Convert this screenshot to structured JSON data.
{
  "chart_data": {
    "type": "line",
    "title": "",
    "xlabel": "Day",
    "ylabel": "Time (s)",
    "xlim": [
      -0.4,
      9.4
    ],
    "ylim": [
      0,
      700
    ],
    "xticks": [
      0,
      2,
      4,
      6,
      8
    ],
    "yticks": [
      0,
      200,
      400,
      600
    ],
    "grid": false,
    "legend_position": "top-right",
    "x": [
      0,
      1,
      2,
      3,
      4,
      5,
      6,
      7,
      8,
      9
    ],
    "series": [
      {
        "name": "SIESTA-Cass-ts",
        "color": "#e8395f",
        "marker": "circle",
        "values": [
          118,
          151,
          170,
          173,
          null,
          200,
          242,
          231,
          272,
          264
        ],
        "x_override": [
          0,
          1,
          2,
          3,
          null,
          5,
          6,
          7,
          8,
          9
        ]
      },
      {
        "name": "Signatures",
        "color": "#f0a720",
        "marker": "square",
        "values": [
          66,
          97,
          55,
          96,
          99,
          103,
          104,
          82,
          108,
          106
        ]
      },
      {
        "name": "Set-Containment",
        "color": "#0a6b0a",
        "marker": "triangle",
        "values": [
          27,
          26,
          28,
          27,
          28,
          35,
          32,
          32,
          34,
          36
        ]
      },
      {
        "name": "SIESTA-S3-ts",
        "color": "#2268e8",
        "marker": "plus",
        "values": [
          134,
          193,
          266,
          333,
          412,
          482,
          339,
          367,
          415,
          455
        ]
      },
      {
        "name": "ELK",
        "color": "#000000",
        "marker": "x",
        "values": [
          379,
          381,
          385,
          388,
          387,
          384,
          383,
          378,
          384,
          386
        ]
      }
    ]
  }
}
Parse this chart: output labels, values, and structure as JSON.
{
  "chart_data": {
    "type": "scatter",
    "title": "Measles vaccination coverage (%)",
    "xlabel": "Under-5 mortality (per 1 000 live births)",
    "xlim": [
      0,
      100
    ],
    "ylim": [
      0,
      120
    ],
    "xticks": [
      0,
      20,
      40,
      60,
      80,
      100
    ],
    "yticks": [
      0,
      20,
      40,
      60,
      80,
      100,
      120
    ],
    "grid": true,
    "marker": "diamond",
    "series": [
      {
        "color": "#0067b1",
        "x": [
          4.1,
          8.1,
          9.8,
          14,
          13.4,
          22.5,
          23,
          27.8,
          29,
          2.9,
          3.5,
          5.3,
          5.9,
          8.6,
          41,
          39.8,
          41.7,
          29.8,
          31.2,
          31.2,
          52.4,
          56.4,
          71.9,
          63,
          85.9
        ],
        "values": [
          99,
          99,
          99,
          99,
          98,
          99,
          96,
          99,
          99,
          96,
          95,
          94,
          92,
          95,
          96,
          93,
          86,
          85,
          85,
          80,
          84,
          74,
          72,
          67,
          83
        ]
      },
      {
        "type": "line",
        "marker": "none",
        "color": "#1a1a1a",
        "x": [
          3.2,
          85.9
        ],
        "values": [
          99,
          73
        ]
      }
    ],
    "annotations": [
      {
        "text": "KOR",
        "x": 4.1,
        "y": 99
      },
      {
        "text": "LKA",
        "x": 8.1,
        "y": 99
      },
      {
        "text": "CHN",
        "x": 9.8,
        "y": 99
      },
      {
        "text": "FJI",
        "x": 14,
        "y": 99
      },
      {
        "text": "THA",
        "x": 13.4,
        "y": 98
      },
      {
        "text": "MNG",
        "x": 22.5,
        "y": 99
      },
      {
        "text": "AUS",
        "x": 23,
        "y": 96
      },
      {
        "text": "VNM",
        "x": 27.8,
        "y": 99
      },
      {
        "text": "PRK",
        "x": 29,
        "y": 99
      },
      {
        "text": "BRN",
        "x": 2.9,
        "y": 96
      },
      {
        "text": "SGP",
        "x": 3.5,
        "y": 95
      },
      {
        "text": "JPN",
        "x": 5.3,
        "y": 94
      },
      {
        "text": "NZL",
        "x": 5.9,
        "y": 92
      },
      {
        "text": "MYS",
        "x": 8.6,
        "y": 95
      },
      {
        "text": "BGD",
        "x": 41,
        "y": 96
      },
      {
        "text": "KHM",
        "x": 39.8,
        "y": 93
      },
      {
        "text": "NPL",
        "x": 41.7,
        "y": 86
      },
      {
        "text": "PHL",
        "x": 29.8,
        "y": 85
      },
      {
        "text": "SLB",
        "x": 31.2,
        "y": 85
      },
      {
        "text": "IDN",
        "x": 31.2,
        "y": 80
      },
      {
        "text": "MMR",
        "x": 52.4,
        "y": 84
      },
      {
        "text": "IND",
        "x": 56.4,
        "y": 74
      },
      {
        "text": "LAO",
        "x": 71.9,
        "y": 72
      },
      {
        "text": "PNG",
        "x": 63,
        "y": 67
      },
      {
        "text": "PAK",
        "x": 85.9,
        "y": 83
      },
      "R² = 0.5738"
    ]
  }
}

◆ **The problem**
Reproduce the complete set of lines precisely as supplied.

◆ **Solution to this exercise**
Convert this screenshot to structured JSON data.
{
  "chart_data": {
    "type": "line",
    "title": "",
    "xlabel": "Day",
    "ylabel": "Time (s)",
    "xlim": [
      -0.4,
      9.4
    ],
    "ylim": [
      0,
      700
    ],
    "xticks": [
      0,
      2,
      4,
      6,
      8
    ],
    "yticks": [
      0,
      200,
      400,
      600
    ],
    "grid": false,
    "legend_position": "top-right",
    "x": [
      0,
      1,
      2,
      3,
      4,
      5,
      6,
      7,
      8,
      9
    ],
    "series": [
      {
        "name": "SIESTA-Cass-ts",
        "color": "#e8395f",
        "marker": "circle",
        "values": [
          118,
          151,
          170,
          173,
          null,
          200,
          242,
          231,
          272,
          264
        ],
        "x_override": [
          0,
          1,
          2,
          3,
          null,
          5,
          6,
          7,
          8,
          9
        ]
      },
      {
        "name": "Signatures",
        "color": "#f0a720",
        "marker": "square",
        "values": [
          66,
          97,
          55,
          96,
          99,
          103,
          104,
          82,
          108,
          106
        ]
      },
      {
        "name": "Set-Containment",
        "color": "#0a6b0a",
        "marker": "triangle",
        "values": [
          27,
          26,
          28,
          27,
          28,
          35,
          32,
          32,
          34,
          36
        ]
      },
      {
        "name": "SIESTA-S3-ts",
        "color": "#2268e8",
        "marker": "plus",
        "values": [
          134,
          193,
          266,
          333,
          412,
          482,
          339,
          367,
          415,
          455
        ]
      },
      {
        "name": "ELK",
        "color": "#000000",
        "marker": "x",
        "values": [
          379,
          381,
          385,
          388,
          387,
          384,
          383,
          378,
          384,
          386
        ]
      }
    ]
  }
}
Parse this chart: output labels, values, and structure as JSON.
{
  "chart_data": {
    "type": "scatter",
    "title": "Measles vaccination coverage (%)",
    "xlabel": "Under-5 mortality (per 1 000 live births)",
    "xlim": [
      0,
      100
    ],
    "ylim": [
      0,
      120
    ],
    "xticks": [
      0,
      20,
      40,
      60,
      80,
      100
    ],
    "yticks": [
      0,
      20,
      40,
      60,
      80,
      100,
      120
    ],
    "grid": true,
    "marker": "diamond",
    "series": [
      {
        "color": "#0067b1",
        "x": [
          4.1,
          8.1,
          9.8,
          14,
          13.4,
          22.5,
          23,
          27.8,
          29,
          2.9,
          3.5,
          5.3,
          5.9,
          8.6,
          41,
          39.8,
          41.7,
          29.8,
          31.2,
          31.2,
          52.4,
          56.4,
          71.9,
          63,
          85.9
        ],
        "values": [
          99,
          99,
          99,
          99,
          98,
          99,
          96,
          99,
          99,
          96,
          95,
          94,
          92,
          95,
          96,
          93,
          86,
          85,
          85,
          80,
          84,
          74,
          72,
          67,
          83
        ]
      },
      {
        "type": "line",
        "marker": "none",
        "color": "#1a1a1a",
        "x": [
          3.2,
          85.9
        ],
        "values": [
          99,
          73
        ]
      }
    ],
    "annotations": [
      {
        "text": "KOR",
        "x": 4.1,
        "y": 99
      },
      {
        "text": "LKA",
        "x": 8.1,
        "y": 99
      },
      {
        "text": "CHN",
        "x": 9.8,
        "y": 99
      },
      {
        "text": "FJI",
        "x": 14,
        "y": 99
      },
      {
        "text": "THA",
        "x": 13.4,
        "y": 98
      },
      {
        "text": "MNG",
        "x": 22.5,
        "y": 99
      },
      {
        "text": "AUS",
        "x": 23,
        "y": 96
      },
      {
        "text": "VNM",
        "x": 27.8,
        "y": 99
      },
      {
        "text": "PRK",
        "x": 29,
        "y": 99
      },
      {
        "text": "BRN",
        "x": 2.9,
        "y": 96
      },
      {
        "text": "SGP",
        "x": 3.5,
        "y": 95
      },
      {
        "text": "JPN",
        "x": 5.3,
        "y": 94
      },
      {
        "text": "NZL",
        "x": 5.9,
        "y": 92
      },
      {
        "text": "MYS",
        "x": 8.6,
        "y": 95
      },
      {
        "text": "BGD",
        "x": 41,
        "y": 96
      },
      {
        "text": "KHM",
        "x": 39.8,
        "y": 93
      },
      {
        "text": "NPL",
        "x": 41.7,
        "y": 86
      },
      {
        "text": "PHL",
        "x": 29.8,
        "y": 85
      },
      {
        "text": "SLB",
        "x": 31.2,
        "y": 85
      },
      {
        "text": "IDN",
        "x": 31.2,
        "y": 80
      },
      {
        "text": "MMR",
        "x": 52.4,
        "y": 84
      },
      {
        "text": "IND",
        "x": 56.4,
        "y": 74
      },
      {
        "text": "LAO",
        "x": 71.9,
        "y": 72
      },
      {
        "text": "PNG",
        "x": 63,
        "y": 67
      },
      {
        "text": "PAK",
        "x": 85.9,
        "y": 83
      },
      "R² = 0.5738"
    ]
  }
}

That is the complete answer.